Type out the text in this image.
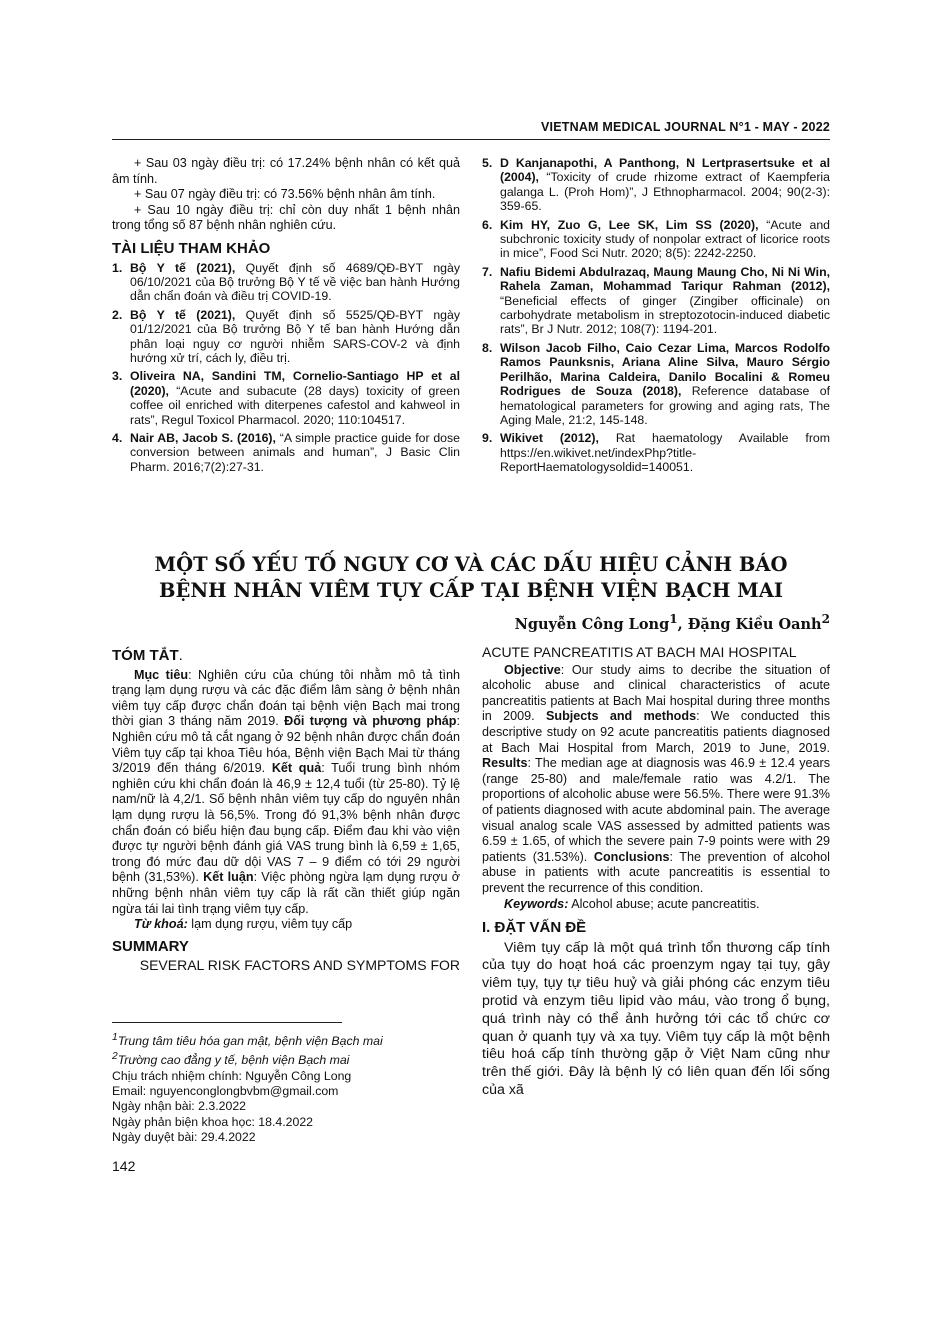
VIETNAM MEDICAL JOURNAL N°1 - MAY - 2022

+ Sau 03 ngày điều trị: có 17.24% bệnh nhân có kết quả âm tính.

+ Sau 07 ngày điều trị: có 73.56% bệnh nhân âm tính.

+ Sau 10 ngày điều trị: chỉ còn duy nhất 1 bệnh nhân trong tổng số 87 bệnh nhân nghiên cứu.

TÀI LIỆU THAM KHẢO
1. Bộ Y tế (2021), Quyết định số 4689/QĐ-BYT ngày 06/10/2021 của Bộ trưởng Bộ Y tế về việc ban hành Hướng dẫn chẩn đoán và điều trị COVID-19.
2. Bộ Y tế (2021), Quyết định số 5525/QĐ-BYT ngày 01/12/2021 của Bộ trưởng Bộ Y tế ban hành Hướng dẫn phân loại nguy cơ người nhiễm SARS-COV-2 và định hướng xử trí, cách ly, điều trị.
3. Oliveira NA, Sandini TM, Cornelio-Santiago HP et al (2020), “Acute and subacute (28 days) toxicity of green coffee oil enriched with diterpenes cafestol and kahweol in rats”, Regul Toxicol Pharmacol. 2020; 110:104517.
4. Nair AB, Jacob S. (2016), “A simple practice guide for dose conversion between animals and human”, J Basic Clin Pharm. 2016;7(2):27-31.
5. D Kanjanapothi, A Panthong, N Lertprasertsuke et al (2004), “Toxicity of crude rhizome extract of Kaempferia galanga L. (Proh Hom)”, J Ethnopharmacol. 2004; 90(2-3): 359-65.
6. Kim HY, Zuo G, Lee SK, Lim SS (2020), “Acute and subchronic toxicity study of nonpolar extract of licorice roots in mice”, Food Sci Nutr. 2020; 8(5): 2242-2250.
7. Nafiu Bidemi Abdulrazaq, Maung Maung Cho, Ni Ni Win, Rahela Zaman, Mohammad Tariqur Rahman (2012), “Beneficial effects of ginger (Zingiber officinale) on carbohydrate metabolism in streptozotocin-induced diabetic rats”, Br J Nutr. 2012; 108(7): 1194-201.
8. Wilson Jacob Filho, Caio Cezar Lima, Marcos Rodolfo Ramos Paunksnis, Ariana Aline Silva, Mauro Sérgio Perilhão, Marina Caldeira, Danilo Bocalini & Romeu Rodrigues de Souza (2018), Reference database of hematological parameters for growing and aging rats, The Aging Male, 21:2, 145-148.
9. Wikivet (2012), Rat haematology Available from https://en.wikivet.net/indexPhp?title-ReportHaematologysoldid=140051.
MỘT SỐ YẾU TỐ NGUY CƠ VÀ CÁC DẤU HIỆU CẢNH BÁO
BỆNH NHÂN VIÊM TỤY CẤP TẠI BỆNH VIỆN BẠCH MAI
Nguyễn Công Long$^1$, Đặng Kiều Oanh$^2$
TÓM TẮT.

Mục tiêu: Nghiên cứu của chúng tôi nhằm mô tả tình trạng lạm dụng rượu và các đặc điểm lâm sàng ở bệnh nhân viêm tụy cấp được chẩn đoán tại bệnh viện Bạch mai trong thời gian 3 tháng năm 2019. Đối tượng và phương pháp: Nghiên cứu mô tả cắt ngang ở 92 bệnh nhân được chẩn đoán Viêm tụy cấp tại khoa Tiêu hóa, Bệnh viện Bạch Mai từ tháng 3/2019 đến tháng 6/2019. Kết quả: Tuổi trung bình nhóm nghiên cứu khi chẩn đoán là 46,9 ± 12,4 tuổi (từ 25-80). Tỷ lệ nam/nữ là 4,2/1. Số bệnh nhân viêm tụy cấp do nguyên nhân lạm dụng rượu là 56,5%. Trong đó 91,3% bệnh nhân được chẩn đoán có biểu hiện đau bụng cấp. Điểm đau khi vào viện được tự người bệnh đánh giá VAS trung bình là 6,59 ± 1,65, trong đó mức đau dữ dội VAS 7 – 9 điểm có tới 29 người bệnh (31,53%). Kết luận: Việc phòng ngừa lạm dụng rượu ở những bệnh nhân viêm tụy cấp là rất cần thiết giúp ngăn ngừa tái lai tình trạng viêm tụy cấp.

Từ khoá: lạm dụng rượu, viêm tụy cấp

SUMMARY
SEVERAL RISK FACTORS AND SYMPTOMS FOR
ACUTE PANCREATITIS AT BACH MAI HOSPITAL

Objective: Our study aims to decribe the situation of alcoholic abuse and clinical characteristics of acute pancreatitis patients at Bach Mai hospital during three months in 2009. Subjects and methods: We conducted this descriptive study on 92 acute pancreatitis patients diagnosed at Bach Mai Hospital from March, 2019 to June, 2019. Results: The median age at diagnosis was 46.9 ± 12.4 years (range 25-80) and male/female ratio was 4.2/1. The proportions of alcoholic abuse were 56.5%. There were 91.3% of patients diagnosed with acute abdominal pain. The average visual analog scale VAS assessed by admitted patients was 6.59 ± 1.65, of which the severe pain 7-9 points were with 29 patients (31.53%). Conclusions: The prevention of alcohol abuse in patients with acute pancreatitis is essential to prevent the recurrence of this condition.

Keywords: Alcohol abuse; acute pancreatitis.

I. ĐẶT VẤN ĐỀ

Viêm tụy cấp là một quá trình tổn thương cấp tính của tụy do hoạt hoá các proenzym ngay tại tụy, gây viêm tụy, tụy tự tiêu huỷ và giải phóng các enzym tiêu protid và enzym tiêu lipid vào máu, vào trong ổ bụng, quá trình này có thể ảnh hưởng tới các tổ chức cơ quan ở quanh tụy và xa tụy. Viêm tụy cấp là một bệnh tiêu hoá cấp tính thường gặp ở Việt Nam cũng như trên thế giới. Đây là bệnh lý có liên quan đến lối sống của xã

$^1$Trung tâm tiêu hóa gan mật, bệnh viện Bạch mai
$^2$Trường cao đẳng y tế, bệnh viện Bạch mai
Chịu trách nhiệm chính: Nguyễn Công Long
Email: nguyenconglongbvbm@gmail.com
Ngày nhận bài: 2.3.2022
Ngày phản biện khoa học: 18.4.2022
Ngày duyệt bài: 29.4.2022
142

### Task details
Could you retype every record exactly, leaving the pictures out?

### Response
Type out the text in this image.
VIETNAM MEDICAL JOURNAL N°1 - MAY - 2022

+ Sau 03 ngày điều trị: có 17.24% bệnh nhân có kết quả âm tính.

+ Sau 07 ngày điều trị: có 73.56% bệnh nhân âm tính.

+ Sau 10 ngày điều trị: chỉ còn duy nhất 1 bệnh nhân trong tổng số 87 bệnh nhân nghiên cứu.

TÀI LIỆU THAM KHẢO
1. Bộ Y tế (2021), Quyết định số 4689/QĐ-BYT ngày 06/10/2021 của Bộ trưởng Bộ Y tế về việc ban hành Hướng dẫn chẩn đoán và điều trị COVID-19.
2. Bộ Y tế (2021), Quyết định số 5525/QĐ-BYT ngày 01/12/2021 của Bộ trưởng Bộ Y tế ban hành Hướng dẫn phân loại nguy cơ người nhiễm SARS-COV-2 và định hướng xử trí, cách ly, điều trị.
3. Oliveira NA, Sandini TM, Cornelio-Santiago HP et al (2020), “Acute and subacute (28 days) toxicity of green coffee oil enriched with diterpenes cafestol and kahweol in rats”, Regul Toxicol Pharmacol. 2020; 110:104517.
4. Nair AB, Jacob S. (2016), “A simple practice guide for dose conversion between animals and human”, J Basic Clin Pharm. 2016;7(2):27-31.
5. D Kanjanapothi, A Panthong, N Lertprasertsuke et al (2004), “Toxicity of crude rhizome extract of Kaempferia galanga L. (Proh Hom)”, J Ethnopharmacol. 2004; 90(2-3): 359-65.
6. Kim HY, Zuo G, Lee SK, Lim SS (2020), “Acute and subchronic toxicity study of nonpolar extract of licorice roots in mice”, Food Sci Nutr. 2020; 8(5): 2242-2250.
7. Nafiu Bidemi Abdulrazaq, Maung Maung Cho, Ni Ni Win, Rahela Zaman, Mohammad Tariqur Rahman (2012), “Beneficial effects of ginger (Zingiber officinale) on carbohydrate metabolism in streptozotocin-induced diabetic rats”, Br J Nutr. 2012; 108(7): 1194-201.
8. Wilson Jacob Filho, Caio Cezar Lima, Marcos Rodolfo Ramos Paunksnis, Ariana Aline Silva, Mauro Sérgio Perilhão, Marina Caldeira, Danilo Bocalini & Romeu Rodrigues de Souza (2018), Reference database of hematological parameters for growing and aging rats, The Aging Male, 21:2, 145-148.
9. Wikivet (2012), Rat haematology Available from https://en.wikivet.net/indexPhp?title-ReportHaematologysoldid=140051.
MỘT SỐ YẾU TỐ NGUY CƠ VÀ CÁC DẤU HIỆU CẢNH BÁO
BỆNH NHÂN VIÊM TỤY CẤP TẠI BỆNH VIỆN BẠCH MAI
Nguyễn Công Long$^1$, Đặng Kiều Oanh$^2$
TÓM TẮT.

Mục tiêu: Nghiên cứu của chúng tôi nhằm mô tả tình trạng lạm dụng rượu và các đặc điểm lâm sàng ở bệnh nhân viêm tụy cấp được chẩn đoán tại bệnh viện Bạch mai trong thời gian 3 tháng năm 2019. Đối tượng và phương pháp: Nghiên cứu mô tả cắt ngang ở 92 bệnh nhân được chẩn đoán Viêm tụy cấp tại khoa Tiêu hóa, Bệnh viện Bạch Mai từ tháng 3/2019 đến tháng 6/2019. Kết quả: Tuổi trung bình nhóm nghiên cứu khi chẩn đoán là 46,9 ± 12,4 tuổi (từ 25-80). Tỷ lệ nam/nữ là 4,2/1. Số bệnh nhân viêm tụy cấp do nguyên nhân lạm dụng rượu là 56,5%. Trong đó 91,3% bệnh nhân được chẩn đoán có biểu hiện đau bụng cấp. Điểm đau khi vào viện được tự người bệnh đánh giá VAS trung bình là 6,59 ± 1,65, trong đó mức đau dữ dội VAS 7 – 9 điểm có tới 29 người bệnh (31,53%). Kết luận: Việc phòng ngừa lạm dụng rượu ở những bệnh nhân viêm tụy cấp là rất cần thiết giúp ngăn ngừa tái lai tình trạng viêm tụy cấp.

Từ khoá: lạm dụng rượu, viêm tụy cấp

SUMMARY
SEVERAL RISK FACTORS AND SYMPTOMS FOR
ACUTE PANCREATITIS AT BACH MAI HOSPITAL

Objective: Our study aims to decribe the situation of alcoholic abuse and clinical characteristics of acute pancreatitis patients at Bach Mai hospital during three months in 2009. Subjects and methods: We conducted this descriptive study on 92 acute pancreatitis patients diagnosed at Bach Mai Hospital from March, 2019 to June, 2019. Results: The median age at diagnosis was 46.9 ± 12.4 years (range 25-80) and male/female ratio was 4.2/1. The proportions of alcoholic abuse were 56.5%. There were 91.3% of patients diagnosed with acute abdominal pain. The average visual analog scale VAS assessed by admitted patients was 6.59 ± 1.65, of which the severe pain 7-9 points were with 29 patients (31.53%). Conclusions: The prevention of alcohol abuse in patients with acute pancreatitis is essential to prevent the recurrence of this condition.

Keywords: Alcohol abuse; acute pancreatitis.

I. ĐẶT VẤN ĐỀ

Viêm tụy cấp là một quá trình tổn thương cấp tính của tụy do hoạt hoá các proenzym ngay tại tụy, gây viêm tụy, tụy tự tiêu huỷ và giải phóng các enzym tiêu protid và enzym tiêu lipid vào máu, vào trong ổ bụng, quá trình này có thể ảnh hưởng tới các tổ chức cơ quan ở quanh tụy và xa tụy. Viêm tụy cấp là một bệnh tiêu hoá cấp tính thường gặp ở Việt Nam cũng như trên thế giới. Đây là bệnh lý có liên quan đến lối sống của xã

$^1$Trung tâm tiêu hóa gan mật, bệnh viện Bạch mai
$^2$Trường cao đẳng y tế, bệnh viện Bạch mai
Chịu trách nhiệm chính: Nguyễn Công Long
Email: nguyenconglongbvbm@gmail.com
Ngày nhận bài: 2.3.2022
Ngày phản biện khoa học: 18.4.2022
Ngày duyệt bài: 29.4.2022
142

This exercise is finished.